What to do:
Reproduce verbatim everything in the character write-up from "Background: Head of the" down to "Hope: 12 (Shadow 0)".

Supplied passage:
Here's Botild's complete character write-up (now with the Beorning byname I forgot in Part One of the series):

Name: Botild Openhand

Culture: Beorning

Cultural Blessing: Furious

Background: Head of the Family

Calling: Wanderer

Basic Attributes: Body 6 (8), Heart 4 (7), Wits 4 (5)

Common Skills: Awe 3, Inspire 1, Persuade 0 (personality); Athletics 2, Travel 2, Stealth 1 (movement); Awareness 2, Insight 3, Search 1 (perception); Explore 2, Healing 2, Hunting 3 (survival); Song 0, Courtesy 1, Riddle 1 (custom); Craft 1, Battle 0, Lore 0 (vocation)

Weapon Skills: Great spear 2, Axe 1, Dagger 1

Endurance: 28 (Fatigue 14)
Hope: 12 (Shadow 0)

Damage: 6
Parry: 4
Armor: 2d+1 (2d from leather corslet, +1 from Reward)

Valour: 2 (Close-fitting Reward applied to her leather corslet)

Record excerpts:
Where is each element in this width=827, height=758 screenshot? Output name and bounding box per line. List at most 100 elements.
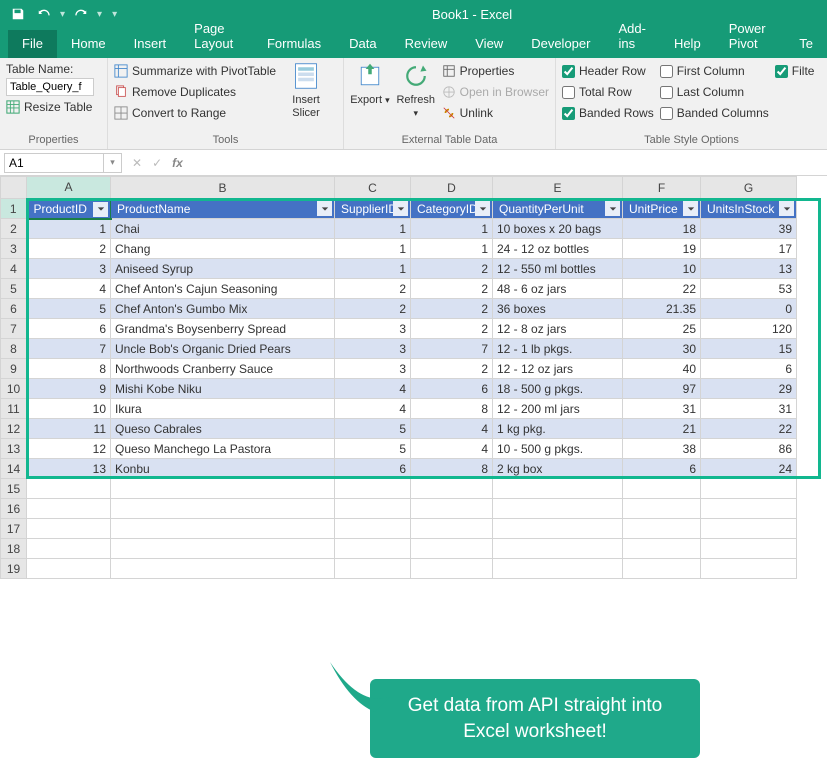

* * *

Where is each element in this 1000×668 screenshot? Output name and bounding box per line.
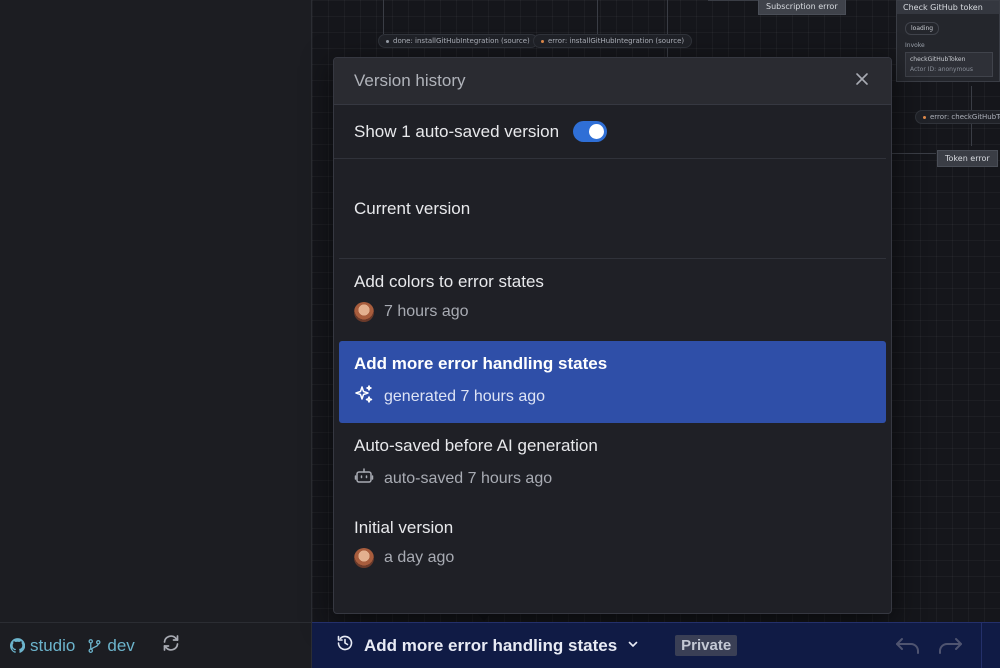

Response:
Background: Head of the Family

Calling: Wanderer

Basic Attributes: Body 6 (8), Heart 4 (7), Wits 4 (5)

Common Skills: Awe 3, Inspire 1, Persuade 0 (personality); Athletics 2, Travel 2, Stealth 1 (movement); Awareness 2, Insight 3, Search 1 (perception); Explore 2, Healing 2, Hunting 3 (survival); Song 0, Courtesy 1, Riddle 1 (custom); Craft 1, Battle 0, Lore 0 (vocation)

Weapon Skills: Great spear 2, Axe 1, Dagger 1

Endurance: 28 (Fatigue 14)
Hope: 12 (Shadow 0)